EXERCISE GOAL ::
Please retype the data in full and exactly; the pictures are not part of the copy.

PROVIDED RECORDS ::
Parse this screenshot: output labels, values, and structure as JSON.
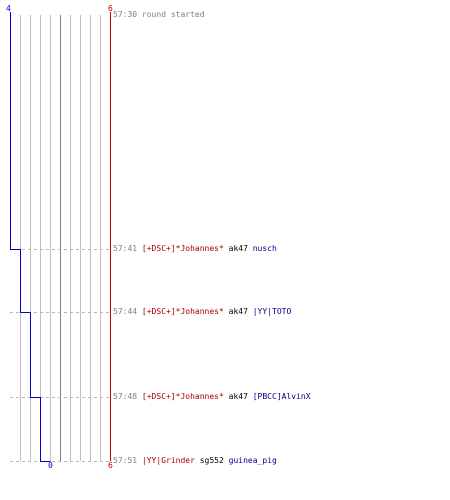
{
  "colors": {
    "team_left": "#0000cc",
    "team_right": "#cc0000",
    "grid": "#c0c0c0",
    "center_line": "#808080",
    "dash": "#b8b8b8",
    "time_text": "#808080",
    "killer_text": "#aa0000",
    "weapon_text": "#000000",
    "victim_text": "#000088"
  },
  "chart_data": {
    "type": "line",
    "axis_labels": {
      "top_left": "4",
      "top_right": "6",
      "bottom_center": "0",
      "bottom_right": "6"
    },
    "x_range": [
      0,
      10
    ],
    "y_time_range": [
      "57:30",
      "57:51"
    ],
    "series": [
      {
        "points": [
          {
            "time": "57:30",
            "x": 0
          },
          {
            "time": "57:41",
            "x": 1
          },
          {
            "time": "57:44",
            "x": 2
          },
          {
            "time": "57:48",
            "x": 3
          },
          {
            "time": "57:51",
            "x": 4
          }
        ]
      }
    ]
  },
  "events": [
    {
      "time": "57:30",
      "message": "round started"
    },
    {
      "time": "57:41",
      "killer": "[+DSC+]*Johannes*",
      "weapon": "ak47",
      "victim": "nusch"
    },
    {
      "time": "57:44",
      "killer": "[+DSC+]*Johannes*",
      "weapon": "ak47",
      "victim": "|YY|TOTO"
    },
    {
      "time": "57:48",
      "killer": "[+DSC+]*Johannes*",
      "weapon": "ak47",
      "victim": "[PBCC]AlvinX"
    },
    {
      "time": "57:51",
      "killer": "|YY|Grinder",
      "weapon": "sg552",
      "victim": "guinea_pig"
    }
  ]
}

WRITTEN RESPONSE ::
Parse this screenshot: output labels, values, and structure as JSON.
{
  "colors": {
    "team_left": "#0000cc",
    "team_right": "#cc0000",
    "grid": "#c0c0c0",
    "center_line": "#808080",
    "dash": "#b8b8b8",
    "time_text": "#808080",
    "killer_text": "#aa0000",
    "weapon_text": "#000000",
    "victim_text": "#000088"
  },
  "chart_data": {
    "type": "line",
    "axis_labels": {
      "top_left": "4",
      "top_right": "6",
      "bottom_center": "0",
      "bottom_right": "6"
    },
    "x_range": [
      0,
      10
    ],
    "y_time_range": [
      "57:30",
      "57:51"
    ],
    "series": [
      {
        "points": [
          {
            "time": "57:30",
            "x": 0
          },
          {
            "time": "57:41",
            "x": 1
          },
          {
            "time": "57:44",
            "x": 2
          },
          {
            "time": "57:48",
            "x": 3
          },
          {
            "time": "57:51",
            "x": 4
          }
        ]
      }
    ]
  },
  "events": [
    {
      "time": "57:30",
      "message": "round started"
    },
    {
      "time": "57:41",
      "killer": "[+DSC+]*Johannes*",
      "weapon": "ak47",
      "victim": "nusch"
    },
    {
      "time": "57:44",
      "killer": "[+DSC+]*Johannes*",
      "weapon": "ak47",
      "victim": "|YY|TOTO"
    },
    {
      "time": "57:48",
      "killer": "[+DSC+]*Johannes*",
      "weapon": "ak47",
      "victim": "[PBCC]AlvinX"
    },
    {
      "time": "57:51",
      "killer": "|YY|Grinder",
      "weapon": "sg552",
      "victim": "guinea_pig"
    }
  ]
}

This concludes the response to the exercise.